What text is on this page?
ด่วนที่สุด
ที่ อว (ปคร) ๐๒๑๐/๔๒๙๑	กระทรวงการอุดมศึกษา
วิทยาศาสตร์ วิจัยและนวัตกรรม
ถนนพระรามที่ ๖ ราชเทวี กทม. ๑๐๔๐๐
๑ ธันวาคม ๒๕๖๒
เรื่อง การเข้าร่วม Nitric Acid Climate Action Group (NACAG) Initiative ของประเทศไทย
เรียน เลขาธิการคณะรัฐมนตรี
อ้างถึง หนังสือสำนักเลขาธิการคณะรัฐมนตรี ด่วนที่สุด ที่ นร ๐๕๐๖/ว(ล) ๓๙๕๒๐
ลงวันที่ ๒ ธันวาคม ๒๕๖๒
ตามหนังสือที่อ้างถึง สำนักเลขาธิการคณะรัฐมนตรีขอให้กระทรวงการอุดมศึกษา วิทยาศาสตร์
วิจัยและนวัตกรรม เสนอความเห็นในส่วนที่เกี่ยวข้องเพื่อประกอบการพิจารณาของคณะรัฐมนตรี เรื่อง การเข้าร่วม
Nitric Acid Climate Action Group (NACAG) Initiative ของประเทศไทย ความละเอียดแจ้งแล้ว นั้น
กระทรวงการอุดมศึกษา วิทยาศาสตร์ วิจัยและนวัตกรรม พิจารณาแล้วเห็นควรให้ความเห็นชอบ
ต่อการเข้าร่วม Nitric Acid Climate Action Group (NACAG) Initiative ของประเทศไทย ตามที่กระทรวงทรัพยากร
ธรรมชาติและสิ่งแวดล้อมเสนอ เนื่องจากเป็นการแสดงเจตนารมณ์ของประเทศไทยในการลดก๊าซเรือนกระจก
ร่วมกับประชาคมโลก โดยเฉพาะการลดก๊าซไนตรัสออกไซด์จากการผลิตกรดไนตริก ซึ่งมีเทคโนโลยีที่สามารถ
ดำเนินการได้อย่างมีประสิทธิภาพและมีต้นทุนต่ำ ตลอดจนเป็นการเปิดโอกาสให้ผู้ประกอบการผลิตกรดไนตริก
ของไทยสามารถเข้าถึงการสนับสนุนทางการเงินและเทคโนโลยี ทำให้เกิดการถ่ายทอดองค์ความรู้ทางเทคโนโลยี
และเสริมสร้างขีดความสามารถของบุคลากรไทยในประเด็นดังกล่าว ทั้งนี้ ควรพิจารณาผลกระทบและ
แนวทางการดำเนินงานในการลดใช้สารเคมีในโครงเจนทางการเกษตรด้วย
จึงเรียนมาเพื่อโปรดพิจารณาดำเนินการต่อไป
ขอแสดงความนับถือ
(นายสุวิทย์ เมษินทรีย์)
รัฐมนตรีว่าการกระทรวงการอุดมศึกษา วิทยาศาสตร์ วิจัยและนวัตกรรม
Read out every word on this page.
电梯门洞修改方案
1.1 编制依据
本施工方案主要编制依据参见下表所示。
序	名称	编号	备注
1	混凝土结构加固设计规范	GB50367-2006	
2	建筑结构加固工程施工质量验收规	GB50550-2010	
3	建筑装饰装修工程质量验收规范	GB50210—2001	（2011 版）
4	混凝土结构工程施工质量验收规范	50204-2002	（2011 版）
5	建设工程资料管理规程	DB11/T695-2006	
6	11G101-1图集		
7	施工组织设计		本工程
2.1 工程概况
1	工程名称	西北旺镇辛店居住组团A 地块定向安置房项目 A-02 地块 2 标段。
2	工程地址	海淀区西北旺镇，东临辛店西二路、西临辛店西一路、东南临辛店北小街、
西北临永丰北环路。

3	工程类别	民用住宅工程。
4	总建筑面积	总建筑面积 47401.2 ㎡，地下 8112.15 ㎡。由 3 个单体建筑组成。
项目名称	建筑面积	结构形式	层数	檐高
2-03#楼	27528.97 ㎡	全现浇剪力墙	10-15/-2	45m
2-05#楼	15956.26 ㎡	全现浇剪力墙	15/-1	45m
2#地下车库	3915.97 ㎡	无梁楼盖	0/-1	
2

### WHAT THE EXERCISE ASKS
Extract the lines above from the one containing "Read out every word on this page." to the last line, both included, exactly as written.

### EXERCISE SOLUTION
Read out every word on this page.
电梯门洞修改方案
1.1 编制依据
本施工方案主要编制依据参见下表所示。
序	名称	编号	备注
1	混凝土结构加固设计规范	GB50367-2006	
2	建筑结构加固工程施工质量验收规	GB50550-2010	
3	建筑装饰装修工程质量验收规范	GB50210—2001	（2011 版）
4	混凝土结构工程施工质量验收规范	50204-2002	（2011 版）
5	建设工程资料管理规程	DB11/T695-2006	
6	11G101-1图集		
7	施工组织设计		本工程
2.1 工程概况
1	工程名称	西北旺镇辛店居住组团A 地块定向安置房项目 A-02 地块 2 标段。
2	工程地址	海淀区西北旺镇，东临辛店西二路、西临辛店西一路、东南临辛店北小街、
西北临永丰北环路。

3	工程类别	民用住宅工程。
4	总建筑面积	总建筑面积 47401.2 ㎡，地下 8112.15 ㎡。由 3 个单体建筑组成。
项目名称	建筑面积	结构形式	层数	檐高
2-03#楼	27528.97 ㎡	全现浇剪力墙	10-15/-2	45m
2-05#楼	15956.26 ㎡	全现浇剪力墙	15/-1	45m
2#地下车库	3915.97 ㎡	无梁楼盖	0/-1	
2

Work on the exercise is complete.